◆ **Records for this exercise**:
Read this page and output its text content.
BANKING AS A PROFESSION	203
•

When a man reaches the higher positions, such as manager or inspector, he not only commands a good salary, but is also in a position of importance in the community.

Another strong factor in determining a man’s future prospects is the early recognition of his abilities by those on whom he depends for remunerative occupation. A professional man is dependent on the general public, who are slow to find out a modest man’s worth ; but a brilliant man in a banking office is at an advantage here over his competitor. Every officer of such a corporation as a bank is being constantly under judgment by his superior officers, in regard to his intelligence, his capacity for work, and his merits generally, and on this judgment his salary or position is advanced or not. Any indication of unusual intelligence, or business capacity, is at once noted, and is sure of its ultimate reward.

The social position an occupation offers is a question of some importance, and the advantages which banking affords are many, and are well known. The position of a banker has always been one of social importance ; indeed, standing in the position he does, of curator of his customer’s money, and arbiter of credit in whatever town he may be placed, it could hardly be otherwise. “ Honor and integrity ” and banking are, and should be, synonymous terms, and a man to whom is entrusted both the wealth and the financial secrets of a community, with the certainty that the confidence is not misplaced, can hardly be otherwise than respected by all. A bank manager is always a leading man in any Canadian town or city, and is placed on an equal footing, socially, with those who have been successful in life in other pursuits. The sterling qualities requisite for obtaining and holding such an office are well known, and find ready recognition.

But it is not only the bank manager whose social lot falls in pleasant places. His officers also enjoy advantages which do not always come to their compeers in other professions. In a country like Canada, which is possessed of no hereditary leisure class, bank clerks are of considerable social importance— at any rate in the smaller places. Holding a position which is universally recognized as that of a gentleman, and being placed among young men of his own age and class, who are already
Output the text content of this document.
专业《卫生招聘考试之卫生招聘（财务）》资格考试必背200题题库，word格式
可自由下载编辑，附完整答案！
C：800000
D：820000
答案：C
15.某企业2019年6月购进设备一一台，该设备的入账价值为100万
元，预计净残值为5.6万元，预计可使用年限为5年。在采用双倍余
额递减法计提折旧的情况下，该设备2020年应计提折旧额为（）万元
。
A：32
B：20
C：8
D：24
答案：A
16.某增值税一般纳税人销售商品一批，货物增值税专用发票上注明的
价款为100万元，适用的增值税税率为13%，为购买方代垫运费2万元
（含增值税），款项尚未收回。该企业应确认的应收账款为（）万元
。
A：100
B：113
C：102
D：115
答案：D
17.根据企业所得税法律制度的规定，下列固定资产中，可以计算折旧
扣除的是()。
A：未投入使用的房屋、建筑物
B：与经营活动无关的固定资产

◆ **Required work**:
Every record should be given again exactly.

◆ **Solution for this problem**:
Read this page and output its text content.
BANKING AS A PROFESSION	203
•

When a man reaches the higher positions, such as manager or inspector, he not only commands a good salary, but is also in a position of importance in the community.

Another strong factor in determining a man’s future prospects is the early recognition of his abilities by those on whom he depends for remunerative occupation. A professional man is dependent on the general public, who are slow to find out a modest man’s worth ; but a brilliant man in a banking office is at an advantage here over his competitor. Every officer of such a corporation as a bank is being constantly under judgment by his superior officers, in regard to his intelligence, his capacity for work, and his merits generally, and on this judgment his salary or position is advanced or not. Any indication of unusual intelligence, or business capacity, is at once noted, and is sure of its ultimate reward.

The social position an occupation offers is a question of some importance, and the advantages which banking affords are many, and are well known. The position of a banker has always been one of social importance ; indeed, standing in the position he does, of curator of his customer’s money, and arbiter of credit in whatever town he may be placed, it could hardly be otherwise. “ Honor and integrity ” and banking are, and should be, synonymous terms, and a man to whom is entrusted both the wealth and the financial secrets of a community, with the certainty that the confidence is not misplaced, can hardly be otherwise than respected by all. A bank manager is always a leading man in any Canadian town or city, and is placed on an equal footing, socially, with those who have been successful in life in other pursuits. The sterling qualities requisite for obtaining and holding such an office are well known, and find ready recognition.

But it is not only the bank manager whose social lot falls in pleasant places. His officers also enjoy advantages which do not always come to their compeers in other professions. In a country like Canada, which is possessed of no hereditary leisure class, bank clerks are of considerable social importance— at any rate in the smaller places. Holding a position which is universally recognized as that of a gentleman, and being placed among young men of his own age and class, who are already
Output the text content of this document.
专业《卫生招聘考试之卫生招聘（财务）》资格考试必背200题题库，word格式
可自由下载编辑，附完整答案！
C：800000
D：820000
答案：C
15.某企业2019年6月购进设备一一台，该设备的入账价值为100万
元，预计净残值为5.6万元，预计可使用年限为5年。在采用双倍余
额递减法计提折旧的情况下，该设备2020年应计提折旧额为（）万元
。
A：32
B：20
C：8
D：24
答案：A
16.某增值税一般纳税人销售商品一批，货物增值税专用发票上注明的
价款为100万元，适用的增值税税率为13%，为购买方代垫运费2万元
（含增值税），款项尚未收回。该企业应确认的应收账款为（）万元
。
A：100
B：113
C：102
D：115
答案：D
17.根据企业所得税法律制度的规定，下列固定资产中，可以计算折旧
扣除的是()。
A：未投入使用的房屋、建筑物
B：与经营活动无关的固定资产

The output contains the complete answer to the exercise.